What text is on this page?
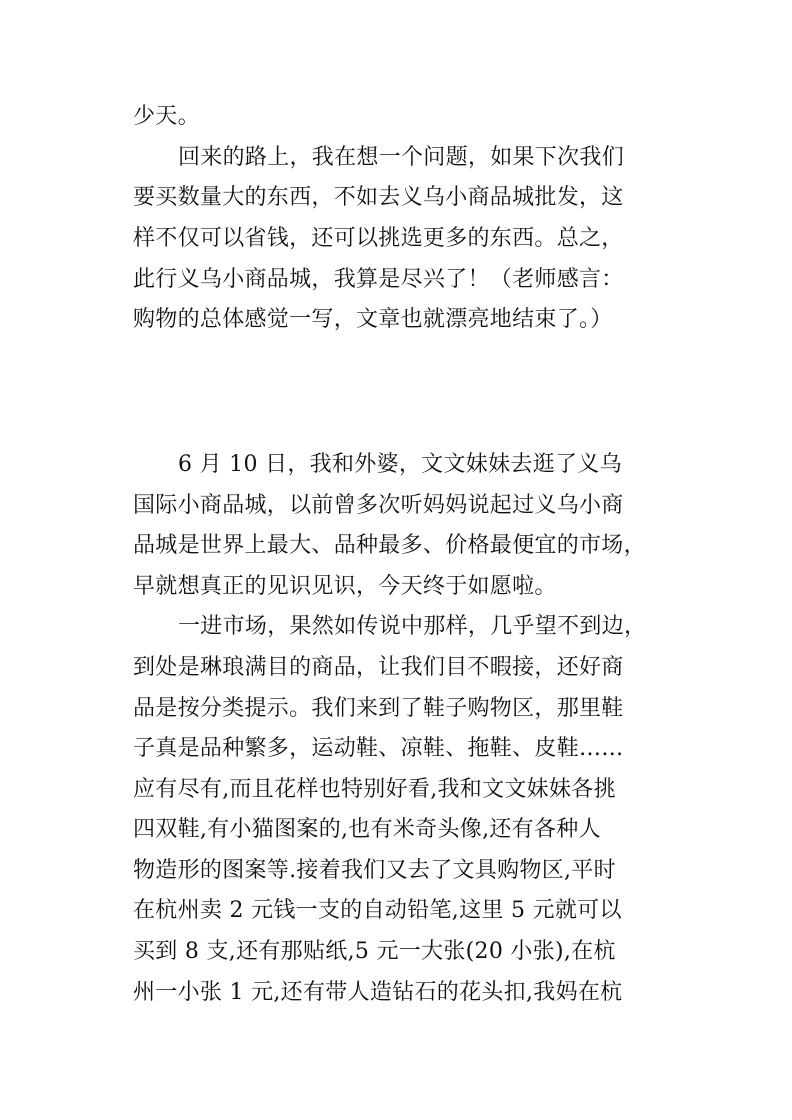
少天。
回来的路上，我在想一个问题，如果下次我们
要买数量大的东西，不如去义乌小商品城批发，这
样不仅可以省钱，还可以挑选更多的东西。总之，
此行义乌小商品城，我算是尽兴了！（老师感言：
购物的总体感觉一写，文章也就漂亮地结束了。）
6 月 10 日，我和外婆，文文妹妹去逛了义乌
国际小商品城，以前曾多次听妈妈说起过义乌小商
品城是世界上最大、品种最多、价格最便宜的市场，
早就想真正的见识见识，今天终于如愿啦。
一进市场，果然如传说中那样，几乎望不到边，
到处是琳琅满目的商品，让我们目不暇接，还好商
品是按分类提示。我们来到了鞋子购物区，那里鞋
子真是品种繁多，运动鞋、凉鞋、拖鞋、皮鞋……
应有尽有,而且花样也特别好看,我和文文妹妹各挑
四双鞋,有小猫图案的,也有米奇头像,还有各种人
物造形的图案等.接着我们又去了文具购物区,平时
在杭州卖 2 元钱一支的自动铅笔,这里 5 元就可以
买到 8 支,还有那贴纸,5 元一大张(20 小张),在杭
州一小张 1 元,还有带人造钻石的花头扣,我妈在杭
------------------------------
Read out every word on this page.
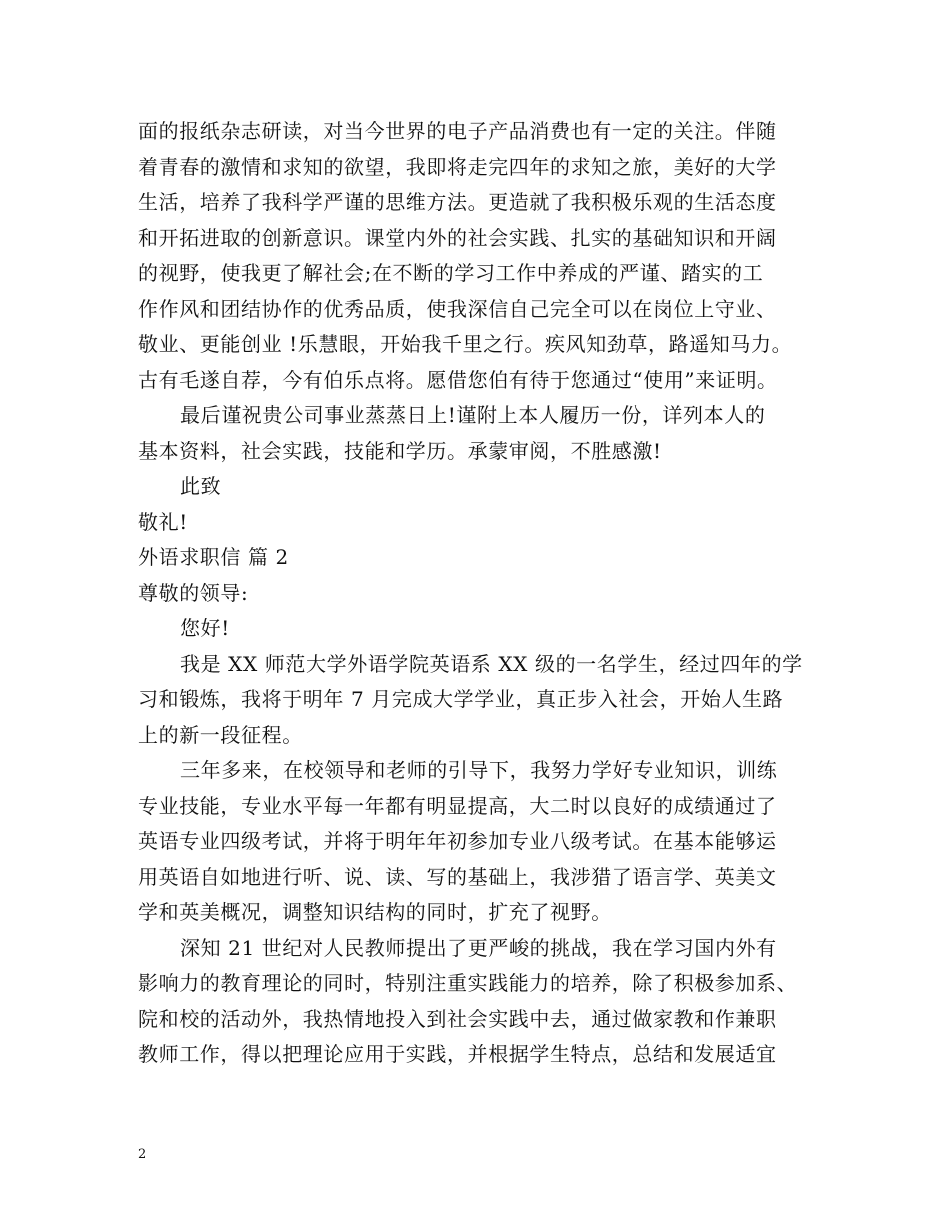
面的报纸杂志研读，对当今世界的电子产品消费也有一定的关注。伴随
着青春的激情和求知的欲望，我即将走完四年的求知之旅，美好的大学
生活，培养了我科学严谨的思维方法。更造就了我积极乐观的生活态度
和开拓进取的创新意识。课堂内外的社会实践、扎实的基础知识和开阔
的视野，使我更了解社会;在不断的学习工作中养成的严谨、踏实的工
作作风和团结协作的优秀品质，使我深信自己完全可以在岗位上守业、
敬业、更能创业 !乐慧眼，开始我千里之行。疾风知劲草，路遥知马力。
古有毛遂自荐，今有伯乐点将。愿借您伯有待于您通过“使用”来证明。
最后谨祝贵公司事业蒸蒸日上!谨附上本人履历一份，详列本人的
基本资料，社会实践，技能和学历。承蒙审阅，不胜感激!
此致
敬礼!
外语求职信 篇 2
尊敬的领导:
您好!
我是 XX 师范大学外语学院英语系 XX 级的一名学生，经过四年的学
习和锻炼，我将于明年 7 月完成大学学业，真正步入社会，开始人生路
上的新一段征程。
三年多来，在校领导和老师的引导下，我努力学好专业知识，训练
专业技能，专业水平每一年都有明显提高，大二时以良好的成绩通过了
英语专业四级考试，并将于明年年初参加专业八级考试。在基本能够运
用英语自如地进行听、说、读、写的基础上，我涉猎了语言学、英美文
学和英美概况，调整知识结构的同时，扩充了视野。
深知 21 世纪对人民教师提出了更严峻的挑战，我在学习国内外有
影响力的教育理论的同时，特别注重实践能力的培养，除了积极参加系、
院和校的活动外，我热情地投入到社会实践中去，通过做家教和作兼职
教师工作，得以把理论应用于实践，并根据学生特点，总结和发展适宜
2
------------------------------
### What is asked
Pull out all lines from the entries above that include the word "page".

### Solution to the exercise
What text is on this page?
Read out every word on this page.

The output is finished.